Task brief: Take every line where the string "true" appears and copy it.

Information supplied:
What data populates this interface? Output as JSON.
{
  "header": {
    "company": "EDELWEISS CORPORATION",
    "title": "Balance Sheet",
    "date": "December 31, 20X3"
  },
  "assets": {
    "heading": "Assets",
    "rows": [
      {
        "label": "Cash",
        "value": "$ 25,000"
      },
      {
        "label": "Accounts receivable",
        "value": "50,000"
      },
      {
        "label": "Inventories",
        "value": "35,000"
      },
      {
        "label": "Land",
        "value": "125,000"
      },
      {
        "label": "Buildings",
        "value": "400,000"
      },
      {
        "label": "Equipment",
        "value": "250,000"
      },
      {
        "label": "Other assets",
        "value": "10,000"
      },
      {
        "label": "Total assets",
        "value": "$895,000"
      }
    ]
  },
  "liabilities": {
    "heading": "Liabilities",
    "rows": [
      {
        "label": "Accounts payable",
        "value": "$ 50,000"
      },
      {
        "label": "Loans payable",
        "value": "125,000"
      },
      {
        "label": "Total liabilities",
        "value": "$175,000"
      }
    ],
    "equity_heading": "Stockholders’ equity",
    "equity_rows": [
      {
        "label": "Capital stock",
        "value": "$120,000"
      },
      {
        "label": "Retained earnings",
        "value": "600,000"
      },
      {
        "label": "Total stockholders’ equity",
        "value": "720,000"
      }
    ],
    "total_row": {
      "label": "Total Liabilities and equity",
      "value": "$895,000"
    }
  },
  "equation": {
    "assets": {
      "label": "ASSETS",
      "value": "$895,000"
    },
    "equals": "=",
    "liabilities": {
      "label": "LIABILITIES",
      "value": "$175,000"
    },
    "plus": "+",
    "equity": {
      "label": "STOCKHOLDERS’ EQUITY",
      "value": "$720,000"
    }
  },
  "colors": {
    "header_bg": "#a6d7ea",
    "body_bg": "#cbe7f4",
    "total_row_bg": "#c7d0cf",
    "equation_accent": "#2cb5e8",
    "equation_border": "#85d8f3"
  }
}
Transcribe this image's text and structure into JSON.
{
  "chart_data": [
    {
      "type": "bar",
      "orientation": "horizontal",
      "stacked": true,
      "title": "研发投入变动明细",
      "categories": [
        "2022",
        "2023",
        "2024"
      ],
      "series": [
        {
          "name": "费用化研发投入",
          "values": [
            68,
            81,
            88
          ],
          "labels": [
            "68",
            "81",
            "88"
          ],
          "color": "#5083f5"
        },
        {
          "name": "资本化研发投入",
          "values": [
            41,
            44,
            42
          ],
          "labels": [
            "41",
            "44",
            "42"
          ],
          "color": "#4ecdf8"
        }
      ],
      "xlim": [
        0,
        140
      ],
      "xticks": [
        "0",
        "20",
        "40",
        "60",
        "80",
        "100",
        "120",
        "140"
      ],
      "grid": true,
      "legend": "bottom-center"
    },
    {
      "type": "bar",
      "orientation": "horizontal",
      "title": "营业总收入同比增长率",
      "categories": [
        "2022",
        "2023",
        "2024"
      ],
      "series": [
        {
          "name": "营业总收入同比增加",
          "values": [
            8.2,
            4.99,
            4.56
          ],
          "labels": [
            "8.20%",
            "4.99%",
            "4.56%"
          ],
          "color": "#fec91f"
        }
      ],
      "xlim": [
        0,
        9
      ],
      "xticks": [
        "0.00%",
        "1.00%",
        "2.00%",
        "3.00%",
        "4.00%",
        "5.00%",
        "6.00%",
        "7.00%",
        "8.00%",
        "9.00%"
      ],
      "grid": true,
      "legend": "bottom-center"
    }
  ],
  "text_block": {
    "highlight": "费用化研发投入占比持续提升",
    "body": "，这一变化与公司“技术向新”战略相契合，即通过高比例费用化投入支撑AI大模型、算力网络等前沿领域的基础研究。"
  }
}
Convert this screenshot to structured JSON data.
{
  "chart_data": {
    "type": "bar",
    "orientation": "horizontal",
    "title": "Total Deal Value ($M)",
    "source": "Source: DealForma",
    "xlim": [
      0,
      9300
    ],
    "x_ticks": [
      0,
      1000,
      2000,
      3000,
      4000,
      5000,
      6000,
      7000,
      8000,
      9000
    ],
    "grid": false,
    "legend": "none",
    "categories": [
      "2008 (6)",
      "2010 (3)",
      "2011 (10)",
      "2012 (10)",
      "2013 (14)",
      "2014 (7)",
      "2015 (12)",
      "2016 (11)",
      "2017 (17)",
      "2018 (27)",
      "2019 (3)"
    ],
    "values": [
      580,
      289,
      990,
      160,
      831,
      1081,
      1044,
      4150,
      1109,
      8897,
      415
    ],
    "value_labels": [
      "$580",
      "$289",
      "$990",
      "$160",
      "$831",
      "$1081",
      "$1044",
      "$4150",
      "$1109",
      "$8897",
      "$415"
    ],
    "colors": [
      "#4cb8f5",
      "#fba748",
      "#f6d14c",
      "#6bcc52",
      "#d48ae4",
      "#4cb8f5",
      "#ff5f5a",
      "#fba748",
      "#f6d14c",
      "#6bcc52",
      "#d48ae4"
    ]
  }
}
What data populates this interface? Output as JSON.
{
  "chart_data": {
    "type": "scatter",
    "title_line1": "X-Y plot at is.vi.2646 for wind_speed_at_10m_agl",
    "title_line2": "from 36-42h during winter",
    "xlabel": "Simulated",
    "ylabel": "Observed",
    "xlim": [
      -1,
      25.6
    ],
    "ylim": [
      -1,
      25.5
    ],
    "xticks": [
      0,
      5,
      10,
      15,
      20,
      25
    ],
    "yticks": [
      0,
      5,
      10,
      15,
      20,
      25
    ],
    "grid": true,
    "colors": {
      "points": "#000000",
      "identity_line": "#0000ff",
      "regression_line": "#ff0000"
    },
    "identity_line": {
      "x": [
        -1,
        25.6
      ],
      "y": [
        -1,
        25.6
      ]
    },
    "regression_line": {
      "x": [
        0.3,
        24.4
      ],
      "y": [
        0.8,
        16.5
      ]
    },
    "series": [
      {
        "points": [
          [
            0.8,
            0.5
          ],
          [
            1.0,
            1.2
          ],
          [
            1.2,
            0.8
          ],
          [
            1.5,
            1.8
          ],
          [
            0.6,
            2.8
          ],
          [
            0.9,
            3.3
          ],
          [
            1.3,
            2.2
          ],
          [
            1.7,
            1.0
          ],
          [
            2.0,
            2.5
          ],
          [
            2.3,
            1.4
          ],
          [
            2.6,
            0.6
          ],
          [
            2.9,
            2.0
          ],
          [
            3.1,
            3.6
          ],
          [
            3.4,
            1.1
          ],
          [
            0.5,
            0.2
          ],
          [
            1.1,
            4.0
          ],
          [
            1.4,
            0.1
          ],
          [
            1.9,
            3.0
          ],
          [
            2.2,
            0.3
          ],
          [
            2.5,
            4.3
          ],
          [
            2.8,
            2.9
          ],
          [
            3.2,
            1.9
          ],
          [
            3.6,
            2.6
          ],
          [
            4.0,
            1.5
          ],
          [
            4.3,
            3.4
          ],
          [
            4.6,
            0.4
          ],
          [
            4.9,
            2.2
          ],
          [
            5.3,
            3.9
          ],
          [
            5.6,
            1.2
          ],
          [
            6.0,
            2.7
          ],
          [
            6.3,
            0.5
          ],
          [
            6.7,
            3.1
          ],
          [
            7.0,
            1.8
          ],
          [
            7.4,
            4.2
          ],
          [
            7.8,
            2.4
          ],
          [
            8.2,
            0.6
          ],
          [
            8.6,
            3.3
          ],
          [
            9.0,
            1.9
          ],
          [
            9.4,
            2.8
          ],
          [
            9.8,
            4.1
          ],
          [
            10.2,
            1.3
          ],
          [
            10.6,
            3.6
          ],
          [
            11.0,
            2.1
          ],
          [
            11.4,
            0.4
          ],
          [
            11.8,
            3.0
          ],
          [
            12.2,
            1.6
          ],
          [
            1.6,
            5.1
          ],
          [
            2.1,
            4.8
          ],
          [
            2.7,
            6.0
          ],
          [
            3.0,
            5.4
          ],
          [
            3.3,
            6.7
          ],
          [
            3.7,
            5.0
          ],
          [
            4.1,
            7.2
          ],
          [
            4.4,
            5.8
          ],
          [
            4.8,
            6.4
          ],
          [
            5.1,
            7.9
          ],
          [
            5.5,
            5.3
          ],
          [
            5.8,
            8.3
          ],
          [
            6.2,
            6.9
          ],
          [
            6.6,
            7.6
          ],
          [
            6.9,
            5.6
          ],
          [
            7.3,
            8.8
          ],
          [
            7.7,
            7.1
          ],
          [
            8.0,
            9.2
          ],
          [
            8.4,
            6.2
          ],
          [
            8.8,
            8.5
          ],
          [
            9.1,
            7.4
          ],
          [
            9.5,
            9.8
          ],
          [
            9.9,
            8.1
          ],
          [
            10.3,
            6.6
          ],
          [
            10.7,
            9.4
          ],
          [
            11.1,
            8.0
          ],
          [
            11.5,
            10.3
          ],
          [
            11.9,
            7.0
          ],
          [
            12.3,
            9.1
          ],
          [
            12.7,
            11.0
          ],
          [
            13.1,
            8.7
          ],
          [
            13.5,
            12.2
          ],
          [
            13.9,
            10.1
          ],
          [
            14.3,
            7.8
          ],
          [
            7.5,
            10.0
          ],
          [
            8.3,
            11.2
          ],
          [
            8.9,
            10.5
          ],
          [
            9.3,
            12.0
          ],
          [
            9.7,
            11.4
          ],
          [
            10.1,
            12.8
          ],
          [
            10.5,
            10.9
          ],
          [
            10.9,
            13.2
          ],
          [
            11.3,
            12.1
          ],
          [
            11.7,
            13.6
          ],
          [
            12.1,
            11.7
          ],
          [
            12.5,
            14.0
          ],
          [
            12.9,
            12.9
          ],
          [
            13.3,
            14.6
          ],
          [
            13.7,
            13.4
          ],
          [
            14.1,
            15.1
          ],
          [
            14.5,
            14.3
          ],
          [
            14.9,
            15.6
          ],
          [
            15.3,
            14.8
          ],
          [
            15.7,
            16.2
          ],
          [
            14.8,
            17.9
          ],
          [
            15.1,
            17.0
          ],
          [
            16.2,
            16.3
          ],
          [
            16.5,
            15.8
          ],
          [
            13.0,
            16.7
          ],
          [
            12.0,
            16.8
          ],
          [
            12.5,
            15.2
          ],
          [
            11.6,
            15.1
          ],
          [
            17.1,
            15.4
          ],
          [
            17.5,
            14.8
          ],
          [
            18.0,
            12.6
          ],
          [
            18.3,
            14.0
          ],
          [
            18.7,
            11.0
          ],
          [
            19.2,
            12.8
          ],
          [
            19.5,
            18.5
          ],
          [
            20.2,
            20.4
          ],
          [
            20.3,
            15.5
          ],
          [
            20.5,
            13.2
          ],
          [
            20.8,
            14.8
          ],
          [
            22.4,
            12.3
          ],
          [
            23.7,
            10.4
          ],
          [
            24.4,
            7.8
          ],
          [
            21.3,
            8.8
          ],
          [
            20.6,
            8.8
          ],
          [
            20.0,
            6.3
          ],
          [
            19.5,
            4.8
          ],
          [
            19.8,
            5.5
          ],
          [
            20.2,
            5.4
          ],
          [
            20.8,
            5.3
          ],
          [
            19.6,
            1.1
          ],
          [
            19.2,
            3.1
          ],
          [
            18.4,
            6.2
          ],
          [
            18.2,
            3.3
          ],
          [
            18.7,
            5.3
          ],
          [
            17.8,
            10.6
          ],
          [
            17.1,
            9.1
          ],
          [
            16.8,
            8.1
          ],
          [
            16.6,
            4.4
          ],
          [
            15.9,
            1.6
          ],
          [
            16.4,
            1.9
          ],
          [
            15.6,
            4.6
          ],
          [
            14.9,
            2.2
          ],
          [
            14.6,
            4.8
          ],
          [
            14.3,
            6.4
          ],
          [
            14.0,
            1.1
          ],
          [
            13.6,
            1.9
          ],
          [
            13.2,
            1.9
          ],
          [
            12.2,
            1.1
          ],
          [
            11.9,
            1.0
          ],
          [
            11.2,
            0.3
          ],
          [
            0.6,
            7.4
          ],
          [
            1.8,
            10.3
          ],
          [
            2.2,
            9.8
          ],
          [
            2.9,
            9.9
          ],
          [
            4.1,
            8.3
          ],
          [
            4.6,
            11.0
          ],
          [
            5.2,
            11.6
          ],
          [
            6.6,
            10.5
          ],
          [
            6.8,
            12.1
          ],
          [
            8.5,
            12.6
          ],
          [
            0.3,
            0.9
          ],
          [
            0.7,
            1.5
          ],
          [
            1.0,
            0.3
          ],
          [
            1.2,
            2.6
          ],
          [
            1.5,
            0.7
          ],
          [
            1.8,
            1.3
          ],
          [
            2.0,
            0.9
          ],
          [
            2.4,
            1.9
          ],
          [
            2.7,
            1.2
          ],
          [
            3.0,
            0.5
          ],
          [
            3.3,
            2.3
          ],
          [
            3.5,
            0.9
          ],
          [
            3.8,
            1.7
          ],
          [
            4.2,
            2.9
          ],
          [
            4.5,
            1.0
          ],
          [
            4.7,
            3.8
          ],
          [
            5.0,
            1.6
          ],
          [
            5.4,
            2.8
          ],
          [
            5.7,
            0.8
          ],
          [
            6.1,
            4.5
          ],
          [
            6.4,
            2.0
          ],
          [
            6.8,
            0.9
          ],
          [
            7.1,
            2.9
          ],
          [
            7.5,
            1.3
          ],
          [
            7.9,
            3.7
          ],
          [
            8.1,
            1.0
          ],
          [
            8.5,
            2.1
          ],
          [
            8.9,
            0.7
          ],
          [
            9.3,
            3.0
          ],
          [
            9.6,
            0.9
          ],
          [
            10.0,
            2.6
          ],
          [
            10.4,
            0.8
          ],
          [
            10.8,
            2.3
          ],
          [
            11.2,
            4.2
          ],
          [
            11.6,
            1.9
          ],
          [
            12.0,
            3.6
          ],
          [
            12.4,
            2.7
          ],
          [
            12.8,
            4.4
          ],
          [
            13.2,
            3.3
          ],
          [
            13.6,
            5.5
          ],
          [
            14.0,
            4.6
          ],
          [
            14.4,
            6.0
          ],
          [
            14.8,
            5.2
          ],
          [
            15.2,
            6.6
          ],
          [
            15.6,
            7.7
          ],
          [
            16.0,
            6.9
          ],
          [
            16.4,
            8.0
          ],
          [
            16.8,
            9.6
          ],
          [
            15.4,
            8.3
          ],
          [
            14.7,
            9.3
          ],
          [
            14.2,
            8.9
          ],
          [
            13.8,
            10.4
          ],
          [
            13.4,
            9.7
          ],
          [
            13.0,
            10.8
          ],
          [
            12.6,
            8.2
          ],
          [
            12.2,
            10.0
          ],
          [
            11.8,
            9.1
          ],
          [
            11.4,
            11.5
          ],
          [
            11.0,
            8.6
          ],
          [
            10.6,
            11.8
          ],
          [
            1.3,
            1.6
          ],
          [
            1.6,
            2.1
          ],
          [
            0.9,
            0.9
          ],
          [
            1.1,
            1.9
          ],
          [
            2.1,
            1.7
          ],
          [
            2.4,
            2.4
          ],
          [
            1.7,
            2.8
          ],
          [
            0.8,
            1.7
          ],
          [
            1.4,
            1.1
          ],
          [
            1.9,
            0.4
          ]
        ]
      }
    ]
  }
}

Completed exercise:
      "stacked": true,
      "grid": true,
      "grid": true,
    "grid": true,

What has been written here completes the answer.